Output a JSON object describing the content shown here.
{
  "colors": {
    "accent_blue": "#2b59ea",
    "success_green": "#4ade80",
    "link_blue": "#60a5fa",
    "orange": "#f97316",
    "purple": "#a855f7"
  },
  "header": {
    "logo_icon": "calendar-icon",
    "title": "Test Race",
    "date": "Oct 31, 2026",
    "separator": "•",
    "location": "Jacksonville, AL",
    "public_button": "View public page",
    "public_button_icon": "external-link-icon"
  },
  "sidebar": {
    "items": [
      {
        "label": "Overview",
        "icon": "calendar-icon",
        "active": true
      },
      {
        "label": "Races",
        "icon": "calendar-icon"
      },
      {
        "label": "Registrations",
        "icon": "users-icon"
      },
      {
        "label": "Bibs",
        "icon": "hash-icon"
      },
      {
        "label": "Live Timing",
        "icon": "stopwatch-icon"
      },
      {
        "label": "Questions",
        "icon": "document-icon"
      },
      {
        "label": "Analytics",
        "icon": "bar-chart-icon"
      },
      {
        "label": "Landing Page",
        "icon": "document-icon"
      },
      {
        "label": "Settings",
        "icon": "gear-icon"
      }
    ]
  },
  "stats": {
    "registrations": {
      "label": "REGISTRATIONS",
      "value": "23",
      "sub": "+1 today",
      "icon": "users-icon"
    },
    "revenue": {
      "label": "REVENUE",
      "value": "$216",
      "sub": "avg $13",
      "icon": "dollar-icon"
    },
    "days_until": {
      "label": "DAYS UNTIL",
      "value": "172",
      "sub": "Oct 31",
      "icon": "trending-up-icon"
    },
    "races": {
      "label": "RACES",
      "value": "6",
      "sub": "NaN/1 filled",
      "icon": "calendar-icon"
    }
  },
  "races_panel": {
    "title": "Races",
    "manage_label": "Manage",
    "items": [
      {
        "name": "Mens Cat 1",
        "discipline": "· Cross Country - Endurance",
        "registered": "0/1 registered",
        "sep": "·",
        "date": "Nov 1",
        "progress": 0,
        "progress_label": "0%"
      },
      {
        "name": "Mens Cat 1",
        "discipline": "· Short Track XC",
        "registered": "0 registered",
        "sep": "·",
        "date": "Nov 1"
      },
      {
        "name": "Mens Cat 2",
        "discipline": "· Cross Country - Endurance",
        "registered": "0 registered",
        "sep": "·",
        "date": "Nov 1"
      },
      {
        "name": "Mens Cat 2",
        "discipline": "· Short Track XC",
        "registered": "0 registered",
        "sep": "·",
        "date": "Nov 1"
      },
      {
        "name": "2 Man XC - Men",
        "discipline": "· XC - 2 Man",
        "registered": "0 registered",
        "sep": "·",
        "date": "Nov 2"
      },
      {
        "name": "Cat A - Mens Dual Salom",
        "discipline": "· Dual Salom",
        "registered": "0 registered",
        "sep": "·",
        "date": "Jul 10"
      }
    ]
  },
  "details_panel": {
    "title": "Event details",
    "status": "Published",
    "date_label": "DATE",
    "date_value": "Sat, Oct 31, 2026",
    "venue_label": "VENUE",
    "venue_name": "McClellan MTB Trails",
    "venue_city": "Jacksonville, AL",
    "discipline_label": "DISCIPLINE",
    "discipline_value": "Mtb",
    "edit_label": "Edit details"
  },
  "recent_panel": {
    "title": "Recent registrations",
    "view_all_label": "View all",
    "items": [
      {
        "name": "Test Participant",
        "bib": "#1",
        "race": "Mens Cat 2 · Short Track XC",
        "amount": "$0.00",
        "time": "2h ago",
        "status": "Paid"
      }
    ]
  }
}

*-*-*

• [DIRECTIONS FOR THIS TASK] All of the entries above must be quoted exactly.

• [SOLUTION FOR THIS TASK]
Output a JSON object describing the content shown here.
{
  "colors": {
    "accent_blue": "#2b59ea",
    "success_green": "#4ade80",
    "link_blue": "#60a5fa",
    "orange": "#f97316",
    "purple": "#a855f7"
  },
  "header": {
    "logo_icon": "calendar-icon",
    "title": "Test Race",
    "date": "Oct 31, 2026",
    "separator": "•",
    "location": "Jacksonville, AL",
    "public_button": "View public page",
    "public_button_icon": "external-link-icon"
  },
  "sidebar": {
    "items": [
      {
        "label": "Overview",
        "icon": "calendar-icon",
        "active": true
      },
      {
        "label": "Races",
        "icon": "calendar-icon"
      },
      {
        "label": "Registrations",
        "icon": "users-icon"
      },
      {
        "label": "Bibs",
        "icon": "hash-icon"
      },
      {
        "label": "Live Timing",
        "icon": "stopwatch-icon"
      },
      {
        "label": "Questions",
        "icon": "document-icon"
      },
      {
        "label": "Analytics",
        "icon": "bar-chart-icon"
      },
      {
        "label": "Landing Page",
        "icon": "document-icon"
      },
      {
        "label": "Settings",
        "icon": "gear-icon"
      }
    ]
  },
  "stats": {
    "registrations": {
      "label": "REGISTRATIONS",
      "value": "23",
      "sub": "+1 today",
      "icon": "users-icon"
    },
    "revenue": {
      "label": "REVENUE",
      "value": "$216",
      "sub": "avg $13",
      "icon": "dollar-icon"
    },
    "days_until": {
      "label": "DAYS UNTIL",
      "value": "172",
      "sub": "Oct 31",
      "icon": "trending-up-icon"
    },
    "races": {
      "label": "RACES",
      "value": "6",
      "sub": "NaN/1 filled",
      "icon": "calendar-icon"
    }
  },
  "races_panel": {
    "title": "Races",
    "manage_label": "Manage",
    "items": [
      {
        "name": "Mens Cat 1",
        "discipline": "· Cross Country - Endurance",
        "registered": "0/1 registered",
        "sep": "·",
        "date": "Nov 1",
        "progress": 0,
        "progress_label": "0%"
      },
      {
        "name": "Mens Cat 1",
        "discipline": "· Short Track XC",
        "registered": "0 registered",
        "sep": "·",
        "date": "Nov 1"
      },
      {
        "name": "Mens Cat 2",
        "discipline": "· Cross Country - Endurance",
        "registered": "0 registered",
        "sep": "·",
        "date": "Nov 1"
      },
      {
        "name": "Mens Cat 2",
        "discipline": "· Short Track XC",
        "registered": "0 registered",
        "sep": "·",
        "date": "Nov 1"
      },
      {
        "name": "2 Man XC - Men",
        "discipline": "· XC - 2 Man",
        "registered": "0 registered",
        "sep": "·",
        "date": "Nov 2"
      },
      {
        "name": "Cat A - Mens Dual Salom",
        "discipline": "· Dual Salom",
        "registered": "0 registered",
        "sep": "·",
        "date": "Jul 10"
      }
    ]
  },
  "details_panel": {
    "title": "Event details",
    "status": "Published",
    "date_label": "DATE",
    "date_value": "Sat, Oct 31, 2026",
    "venue_label": "VENUE",
    "venue_name": "McClellan MTB Trails",
    "venue_city": "Jacksonville, AL",
    "discipline_label": "DISCIPLINE",
    "discipline_value": "Mtb",
    "edit_label": "Edit details"
  },
  "recent_panel": {
    "title": "Recent registrations",
    "view_all_label": "View all",
    "items": [
      {
        "name": "Test Participant",
        "bib": "#1",
        "race": "Mens Cat 2 · Short Track XC",
        "amount": "$0.00",
        "time": "2h ago",
        "status": "Paid"
      }
    ]
  }
}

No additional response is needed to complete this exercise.